WHAT YOU ARE ASKED TO DO — Print all records exactly, leaving nothing out.

(Dataset records)
********************
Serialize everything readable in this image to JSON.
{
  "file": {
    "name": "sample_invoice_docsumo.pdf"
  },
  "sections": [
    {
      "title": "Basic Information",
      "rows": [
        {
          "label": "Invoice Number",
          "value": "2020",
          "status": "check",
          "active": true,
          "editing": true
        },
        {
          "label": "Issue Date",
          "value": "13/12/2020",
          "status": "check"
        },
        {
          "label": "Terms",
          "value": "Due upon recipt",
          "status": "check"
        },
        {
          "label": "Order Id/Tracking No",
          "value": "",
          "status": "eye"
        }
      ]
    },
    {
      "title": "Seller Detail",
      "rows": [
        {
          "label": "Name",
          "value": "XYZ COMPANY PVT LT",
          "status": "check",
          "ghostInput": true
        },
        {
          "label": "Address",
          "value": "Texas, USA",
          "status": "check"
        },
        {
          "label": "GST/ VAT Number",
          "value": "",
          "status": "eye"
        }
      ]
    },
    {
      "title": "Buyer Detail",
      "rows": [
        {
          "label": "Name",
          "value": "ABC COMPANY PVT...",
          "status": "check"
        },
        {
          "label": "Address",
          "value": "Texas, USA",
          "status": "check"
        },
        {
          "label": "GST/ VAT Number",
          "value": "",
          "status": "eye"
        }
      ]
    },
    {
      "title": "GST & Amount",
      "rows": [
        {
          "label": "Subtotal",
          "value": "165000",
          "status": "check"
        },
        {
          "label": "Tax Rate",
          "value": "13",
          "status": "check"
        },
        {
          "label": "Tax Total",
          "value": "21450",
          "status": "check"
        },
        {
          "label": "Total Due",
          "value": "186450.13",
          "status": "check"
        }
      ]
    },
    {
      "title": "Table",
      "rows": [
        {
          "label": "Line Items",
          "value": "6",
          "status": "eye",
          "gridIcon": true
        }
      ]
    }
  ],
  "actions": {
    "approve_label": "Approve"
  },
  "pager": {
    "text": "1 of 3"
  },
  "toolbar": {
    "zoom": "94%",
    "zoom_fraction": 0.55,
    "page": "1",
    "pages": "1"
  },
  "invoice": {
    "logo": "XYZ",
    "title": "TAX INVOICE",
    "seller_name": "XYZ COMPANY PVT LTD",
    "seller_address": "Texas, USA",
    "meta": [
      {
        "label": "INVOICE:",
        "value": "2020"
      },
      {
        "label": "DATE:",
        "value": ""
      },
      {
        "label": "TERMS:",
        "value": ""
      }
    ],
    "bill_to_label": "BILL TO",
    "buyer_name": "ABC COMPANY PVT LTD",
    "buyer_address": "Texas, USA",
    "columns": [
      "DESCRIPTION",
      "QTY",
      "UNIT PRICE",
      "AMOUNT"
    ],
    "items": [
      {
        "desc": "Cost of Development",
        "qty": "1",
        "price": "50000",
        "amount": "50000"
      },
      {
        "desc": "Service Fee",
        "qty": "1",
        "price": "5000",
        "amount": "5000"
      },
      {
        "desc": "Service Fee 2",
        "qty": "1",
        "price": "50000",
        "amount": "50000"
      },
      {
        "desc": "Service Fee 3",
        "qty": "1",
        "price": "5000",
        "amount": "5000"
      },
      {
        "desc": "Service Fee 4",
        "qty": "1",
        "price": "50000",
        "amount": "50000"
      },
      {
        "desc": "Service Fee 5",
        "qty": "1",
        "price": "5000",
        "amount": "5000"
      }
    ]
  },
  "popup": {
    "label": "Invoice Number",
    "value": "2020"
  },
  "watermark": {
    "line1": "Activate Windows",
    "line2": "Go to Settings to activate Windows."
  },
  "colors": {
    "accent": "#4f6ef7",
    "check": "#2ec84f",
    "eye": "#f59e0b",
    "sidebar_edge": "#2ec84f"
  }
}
********************
CORRECT OUTPUT —
Serialize everything readable in this image to JSON.
{
  "file": {
    "name": "sample_invoice_docsumo.pdf"
  },
  "sections": [
    {
      "title": "Basic Information",
      "rows": [
        {
          "label": "Invoice Number",
          "value": "2020",
          "status": "check",
          "active": true,
          "editing": true
        },
        {
          "label": "Issue Date",
          "value": "13/12/2020",
          "status": "check"
        },
        {
          "label": "Terms",
          "value": "Due upon recipt",
          "status": "check"
        },
        {
          "label": "Order Id/Tracking No",
          "value": "",
          "status": "eye"
        }
      ]
    },
    {
      "title": "Seller Detail",
      "rows": [
        {
          "label": "Name",
          "value": "XYZ COMPANY PVT LT",
          "status": "check",
          "ghostInput": true
        },
        {
          "label": "Address",
          "value": "Texas, USA",
          "status": "check"
        },
        {
          "label": "GST/ VAT Number",
          "value": "",
          "status": "eye"
        }
      ]
    },
    {
      "title": "Buyer Detail",
      "rows": [
        {
          "label": "Name",
          "value": "ABC COMPANY PVT...",
          "status": "check"
        },
        {
          "label": "Address",
          "value": "Texas, USA",
          "status": "check"
        },
        {
          "label": "GST/ VAT Number",
          "value": "",
          "status": "eye"
        }
      ]
    },
    {
      "title": "GST & Amount",
      "rows": [
        {
          "label": "Subtotal",
          "value": "165000",
          "status": "check"
        },
        {
          "label": "Tax Rate",
          "value": "13",
          "status": "check"
        },
        {
          "label": "Tax Total",
          "value": "21450",
          "status": "check"
        },
        {
          "label": "Total Due",
          "value": "186450.13",
          "status": "check"
        }
      ]
    },
    {
      "title": "Table",
      "rows": [
        {
          "label": "Line Items",
          "value": "6",
          "status": "eye",
          "gridIcon": true
        }
      ]
    }
  ],
  "actions": {
    "approve_label": "Approve"
  },
  "pager": {
    "text": "1 of 3"
  },
  "toolbar": {
    "zoom": "94%",
    "zoom_fraction": 0.55,
    "page": "1",
    "pages": "1"
  },
  "invoice": {
    "logo": "XYZ",
    "title": "TAX INVOICE",
    "seller_name": "XYZ COMPANY PVT LTD",
    "seller_address": "Texas, USA",
    "meta": [
      {
        "label": "INVOICE:",
        "value": "2020"
      },
      {
        "label": "DATE:",
        "value": ""
      },
      {
        "label": "TERMS:",
        "value": ""
      }
    ],
    "bill_to_label": "BILL TO",
    "buyer_name": "ABC COMPANY PVT LTD",
    "buyer_address": "Texas, USA",
    "columns": [
      "DESCRIPTION",
      "QTY",
      "UNIT PRICE",
      "AMOUNT"
    ],
    "items": [
      {
        "desc": "Cost of Development",
        "qty": "1",
        "price": "50000",
        "amount": "50000"
      },
      {
        "desc": "Service Fee",
        "qty": "1",
        "price": "5000",
        "amount": "5000"
      },
      {
        "desc": "Service Fee 2",
        "qty": "1",
        "price": "50000",
        "amount": "50000"
      },
      {
        "desc": "Service Fee 3",
        "qty": "1",
        "price": "5000",
        "amount": "5000"
      },
      {
        "desc": "Service Fee 4",
        "qty": "1",
        "price": "50000",
        "amount": "50000"
      },
      {
        "desc": "Service Fee 5",
        "qty": "1",
        "price": "5000",
        "amount": "5000"
      }
    ]
  },
  "popup": {
    "label": "Invoice Number",
    "value": "2020"
  },
  "watermark": {
    "line1": "Activate Windows",
    "line2": "Go to Settings to activate Windows."
  },
  "colors": {
    "accent": "#4f6ef7",
    "check": "#2ec84f",
    "eye": "#f59e0b",
    "sidebar_edge": "#2ec84f"
  }
}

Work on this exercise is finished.